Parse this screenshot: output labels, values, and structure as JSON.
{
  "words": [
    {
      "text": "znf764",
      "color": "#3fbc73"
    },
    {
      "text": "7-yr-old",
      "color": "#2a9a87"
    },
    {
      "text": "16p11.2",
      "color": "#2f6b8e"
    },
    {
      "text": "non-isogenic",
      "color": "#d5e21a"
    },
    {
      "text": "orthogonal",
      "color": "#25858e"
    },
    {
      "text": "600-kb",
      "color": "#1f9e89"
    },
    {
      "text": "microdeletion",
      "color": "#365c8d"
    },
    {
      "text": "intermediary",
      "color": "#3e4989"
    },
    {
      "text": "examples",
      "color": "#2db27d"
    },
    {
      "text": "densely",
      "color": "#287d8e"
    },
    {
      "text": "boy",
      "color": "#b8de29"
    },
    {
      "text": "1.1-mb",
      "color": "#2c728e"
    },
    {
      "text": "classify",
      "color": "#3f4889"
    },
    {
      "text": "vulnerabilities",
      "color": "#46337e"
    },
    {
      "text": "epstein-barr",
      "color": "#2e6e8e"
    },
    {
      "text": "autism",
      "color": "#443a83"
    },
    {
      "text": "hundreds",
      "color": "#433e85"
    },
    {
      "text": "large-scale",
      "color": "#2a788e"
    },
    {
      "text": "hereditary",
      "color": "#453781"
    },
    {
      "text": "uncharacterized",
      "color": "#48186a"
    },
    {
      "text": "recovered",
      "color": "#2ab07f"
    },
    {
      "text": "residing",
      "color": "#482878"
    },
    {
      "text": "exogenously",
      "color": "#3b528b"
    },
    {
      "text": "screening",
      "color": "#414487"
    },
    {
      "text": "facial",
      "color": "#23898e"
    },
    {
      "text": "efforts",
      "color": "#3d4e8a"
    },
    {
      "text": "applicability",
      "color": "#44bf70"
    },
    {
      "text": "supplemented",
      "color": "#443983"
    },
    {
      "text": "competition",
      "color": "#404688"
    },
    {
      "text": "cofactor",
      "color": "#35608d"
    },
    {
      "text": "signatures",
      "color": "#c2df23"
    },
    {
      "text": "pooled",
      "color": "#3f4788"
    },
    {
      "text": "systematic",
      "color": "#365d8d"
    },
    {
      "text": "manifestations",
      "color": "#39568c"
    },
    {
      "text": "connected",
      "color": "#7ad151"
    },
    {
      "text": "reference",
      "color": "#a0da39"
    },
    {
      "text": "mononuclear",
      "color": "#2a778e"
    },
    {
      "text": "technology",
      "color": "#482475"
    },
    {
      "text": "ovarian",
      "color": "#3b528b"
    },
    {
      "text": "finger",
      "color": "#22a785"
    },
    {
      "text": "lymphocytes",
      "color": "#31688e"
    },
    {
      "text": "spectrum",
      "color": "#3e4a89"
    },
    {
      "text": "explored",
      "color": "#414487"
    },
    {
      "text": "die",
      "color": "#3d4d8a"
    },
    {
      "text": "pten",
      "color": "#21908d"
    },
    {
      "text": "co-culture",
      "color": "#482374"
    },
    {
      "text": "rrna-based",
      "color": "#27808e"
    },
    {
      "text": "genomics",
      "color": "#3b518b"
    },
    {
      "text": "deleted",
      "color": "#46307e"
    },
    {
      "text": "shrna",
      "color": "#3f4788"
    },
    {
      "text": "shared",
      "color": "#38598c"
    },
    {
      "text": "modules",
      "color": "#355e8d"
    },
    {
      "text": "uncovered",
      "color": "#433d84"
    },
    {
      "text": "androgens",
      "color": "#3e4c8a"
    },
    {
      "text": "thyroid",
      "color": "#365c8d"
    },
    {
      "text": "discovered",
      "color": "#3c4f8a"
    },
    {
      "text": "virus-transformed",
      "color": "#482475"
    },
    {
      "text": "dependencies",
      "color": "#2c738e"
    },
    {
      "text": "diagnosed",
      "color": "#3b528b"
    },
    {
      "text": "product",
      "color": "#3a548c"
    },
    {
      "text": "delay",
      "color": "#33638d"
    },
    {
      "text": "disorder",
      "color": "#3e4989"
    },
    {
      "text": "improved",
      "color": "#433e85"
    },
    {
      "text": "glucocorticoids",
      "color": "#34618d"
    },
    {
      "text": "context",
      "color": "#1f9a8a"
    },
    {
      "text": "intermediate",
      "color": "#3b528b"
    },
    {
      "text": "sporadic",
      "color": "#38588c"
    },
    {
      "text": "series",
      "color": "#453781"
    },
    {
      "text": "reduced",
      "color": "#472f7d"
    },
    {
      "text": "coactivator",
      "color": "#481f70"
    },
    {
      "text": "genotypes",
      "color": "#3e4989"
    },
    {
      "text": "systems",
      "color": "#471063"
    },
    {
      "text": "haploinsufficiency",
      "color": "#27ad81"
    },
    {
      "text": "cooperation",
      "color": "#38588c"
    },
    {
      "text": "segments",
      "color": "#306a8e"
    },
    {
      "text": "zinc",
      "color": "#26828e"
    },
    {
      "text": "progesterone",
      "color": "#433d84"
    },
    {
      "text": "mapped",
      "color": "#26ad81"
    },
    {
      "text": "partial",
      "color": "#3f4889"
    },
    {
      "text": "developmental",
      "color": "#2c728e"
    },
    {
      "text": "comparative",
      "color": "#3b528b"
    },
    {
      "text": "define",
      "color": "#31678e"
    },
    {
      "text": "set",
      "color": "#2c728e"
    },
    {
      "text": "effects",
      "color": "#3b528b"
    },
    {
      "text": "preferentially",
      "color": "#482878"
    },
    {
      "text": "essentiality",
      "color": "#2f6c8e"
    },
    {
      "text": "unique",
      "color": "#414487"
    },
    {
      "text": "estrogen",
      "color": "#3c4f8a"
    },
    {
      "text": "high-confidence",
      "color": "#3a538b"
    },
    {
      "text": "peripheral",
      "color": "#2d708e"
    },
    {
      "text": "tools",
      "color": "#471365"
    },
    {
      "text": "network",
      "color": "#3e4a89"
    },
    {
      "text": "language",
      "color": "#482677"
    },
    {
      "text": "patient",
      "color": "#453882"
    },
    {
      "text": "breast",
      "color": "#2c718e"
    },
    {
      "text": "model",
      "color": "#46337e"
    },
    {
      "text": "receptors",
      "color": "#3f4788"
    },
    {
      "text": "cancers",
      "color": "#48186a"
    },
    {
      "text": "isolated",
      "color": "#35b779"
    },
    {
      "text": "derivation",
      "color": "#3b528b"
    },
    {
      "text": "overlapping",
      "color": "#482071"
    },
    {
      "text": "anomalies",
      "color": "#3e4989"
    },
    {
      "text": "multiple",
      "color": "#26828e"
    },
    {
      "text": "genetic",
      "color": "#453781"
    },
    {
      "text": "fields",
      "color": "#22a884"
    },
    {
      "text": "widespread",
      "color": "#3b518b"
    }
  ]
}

--- --- ---

● **What you should do**
In this exercise, give every record above again exactly.

● **Answer below**
Parse this screenshot: output labels, values, and structure as JSON.
{
  "words": [
    {
      "text": "znf764",
      "color": "#3fbc73"
    },
    {
      "text": "7-yr-old",
      "color": "#2a9a87"
    },
    {
      "text": "16p11.2",
      "color": "#2f6b8e"
    },
    {
      "text": "non-isogenic",
      "color": "#d5e21a"
    },
    {
      "text": "orthogonal",
      "color": "#25858e"
    },
    {
      "text": "600-kb",
      "color": "#1f9e89"
    },
    {
      "text": "microdeletion",
      "color": "#365c8d"
    },
    {
      "text": "intermediary",
      "color": "#3e4989"
    },
    {
      "text": "examples",
      "color": "#2db27d"
    },
    {
      "text": "densely",
      "color": "#287d8e"
    },
    {
      "text": "boy",
      "color": "#b8de29"
    },
    {
      "text": "1.1-mb",
      "color": "#2c728e"
    },
    {
      "text": "classify",
      "color": "#3f4889"
    },
    {
      "text": "vulnerabilities",
      "color": "#46337e"
    },
    {
      "text": "epstein-barr",
      "color": "#2e6e8e"
    },
    {
      "text": "autism",
      "color": "#443a83"
    },
    {
      "text": "hundreds",
      "color": "#433e85"
    },
    {
      "text": "large-scale",
      "color": "#2a788e"
    },
    {
      "text": "hereditary",
      "color": "#453781"
    },
    {
      "text": "uncharacterized",
      "color": "#48186a"
    },
    {
      "text": "recovered",
      "color": "#2ab07f"
    },
    {
      "text": "residing",
      "color": "#482878"
    },
    {
      "text": "exogenously",
      "color": "#3b528b"
    },
    {
      "text": "screening",
      "color": "#414487"
    },
    {
      "text": "facial",
      "color": "#23898e"
    },
    {
      "text": "efforts",
      "color": "#3d4e8a"
    },
    {
      "text": "applicability",
      "color": "#44bf70"
    },
    {
      "text": "supplemented",
      "color": "#443983"
    },
    {
      "text": "competition",
      "color": "#404688"
    },
    {
      "text": "cofactor",
      "color": "#35608d"
    },
    {
      "text": "signatures",
      "color": "#c2df23"
    },
    {
      "text": "pooled",
      "color": "#3f4788"
    },
    {
      "text": "systematic",
      "color": "#365d8d"
    },
    {
      "text": "manifestations",
      "color": "#39568c"
    },
    {
      "text": "connected",
      "color": "#7ad151"
    },
    {
      "text": "reference",
      "color": "#a0da39"
    },
    {
      "text": "mononuclear",
      "color": "#2a778e"
    },
    {
      "text": "technology",
      "color": "#482475"
    },
    {
      "text": "ovarian",
      "color": "#3b528b"
    },
    {
      "text": "finger",
      "color": "#22a785"
    },
    {
      "text": "lymphocytes",
      "color": "#31688e"
    },
    {
      "text": "spectrum",
      "color": "#3e4a89"
    },
    {
      "text": "explored",
      "color": "#414487"
    },
    {
      "text": "die",
      "color": "#3d4d8a"
    },
    {
      "text": "pten",
      "color": "#21908d"
    },
    {
      "text": "co-culture",
      "color": "#482374"
    },
    {
      "text": "rrna-based",
      "color": "#27808e"
    },
    {
      "text": "genomics",
      "color": "#3b518b"
    },
    {
      "text": "deleted",
      "color": "#46307e"
    },
    {
      "text": "shrna",
      "color": "#3f4788"
    },
    {
      "text": "shared",
      "color": "#38598c"
    },
    {
      "text": "modules",
      "color": "#355e8d"
    },
    {
      "text": "uncovered",
      "color": "#433d84"
    },
    {
      "text": "androgens",
      "color": "#3e4c8a"
    },
    {
      "text": "thyroid",
      "color": "#365c8d"
    },
    {
      "text": "discovered",
      "color": "#3c4f8a"
    },
    {
      "text": "virus-transformed",
      "color": "#482475"
    },
    {
      "text": "dependencies",
      "color": "#2c738e"
    },
    {
      "text": "diagnosed",
      "color": "#3b528b"
    },
    {
      "text": "product",
      "color": "#3a548c"
    },
    {
      "text": "delay",
      "color": "#33638d"
    },
    {
      "text": "disorder",
      "color": "#3e4989"
    },
    {
      "text": "improved",
      "color": "#433e85"
    },
    {
      "text": "glucocorticoids",
      "color": "#34618d"
    },
    {
      "text": "context",
      "color": "#1f9a8a"
    },
    {
      "text": "intermediate",
      "color": "#3b528b"
    },
    {
      "text": "sporadic",
      "color": "#38588c"
    },
    {
      "text": "series",
      "color": "#453781"
    },
    {
      "text": "reduced",
      "color": "#472f7d"
    },
    {
      "text": "coactivator",
      "color": "#481f70"
    },
    {
      "text": "genotypes",
      "color": "#3e4989"
    },
    {
      "text": "systems",
      "color": "#471063"
    },
    {
      "text": "haploinsufficiency",
      "color": "#27ad81"
    },
    {
      "text": "cooperation",
      "color": "#38588c"
    },
    {
      "text": "segments",
      "color": "#306a8e"
    },
    {
      "text": "zinc",
      "color": "#26828e"
    },
    {
      "text": "progesterone",
      "color": "#433d84"
    },
    {
      "text": "mapped",
      "color": "#26ad81"
    },
    {
      "text": "partial",
      "color": "#3f4889"
    },
    {
      "text": "developmental",
      "color": "#2c728e"
    },
    {
      "text": "comparative",
      "color": "#3b528b"
    },
    {
      "text": "define",
      "color": "#31678e"
    },
    {
      "text": "set",
      "color": "#2c728e"
    },
    {
      "text": "effects",
      "color": "#3b528b"
    },
    {
      "text": "preferentially",
      "color": "#482878"
    },
    {
      "text": "essentiality",
      "color": "#2f6c8e"
    },
    {
      "text": "unique",
      "color": "#414487"
    },
    {
      "text": "estrogen",
      "color": "#3c4f8a"
    },
    {
      "text": "high-confidence",
      "color": "#3a538b"
    },
    {
      "text": "peripheral",
      "color": "#2d708e"
    },
    {
      "text": "tools",
      "color": "#471365"
    },
    {
      "text": "network",
      "color": "#3e4a89"
    },
    {
      "text": "language",
      "color": "#482677"
    },
    {
      "text": "patient",
      "color": "#453882"
    },
    {
      "text": "breast",
      "color": "#2c718e"
    },
    {
      "text": "model",
      "color": "#46337e"
    },
    {
      "text": "receptors",
      "color": "#3f4788"
    },
    {
      "text": "cancers",
      "color": "#48186a"
    },
    {
      "text": "isolated",
      "color": "#35b779"
    },
    {
      "text": "derivation",
      "color": "#3b528b"
    },
    {
      "text": "overlapping",
      "color": "#482071"
    },
    {
      "text": "anomalies",
      "color": "#3e4989"
    },
    {
      "text": "multiple",
      "color": "#26828e"
    },
    {
      "text": "genetic",
      "color": "#453781"
    },
    {
      "text": "fields",
      "color": "#22a884"
    },
    {
      "text": "widespread",
      "color": "#3b518b"
    }
  ]
}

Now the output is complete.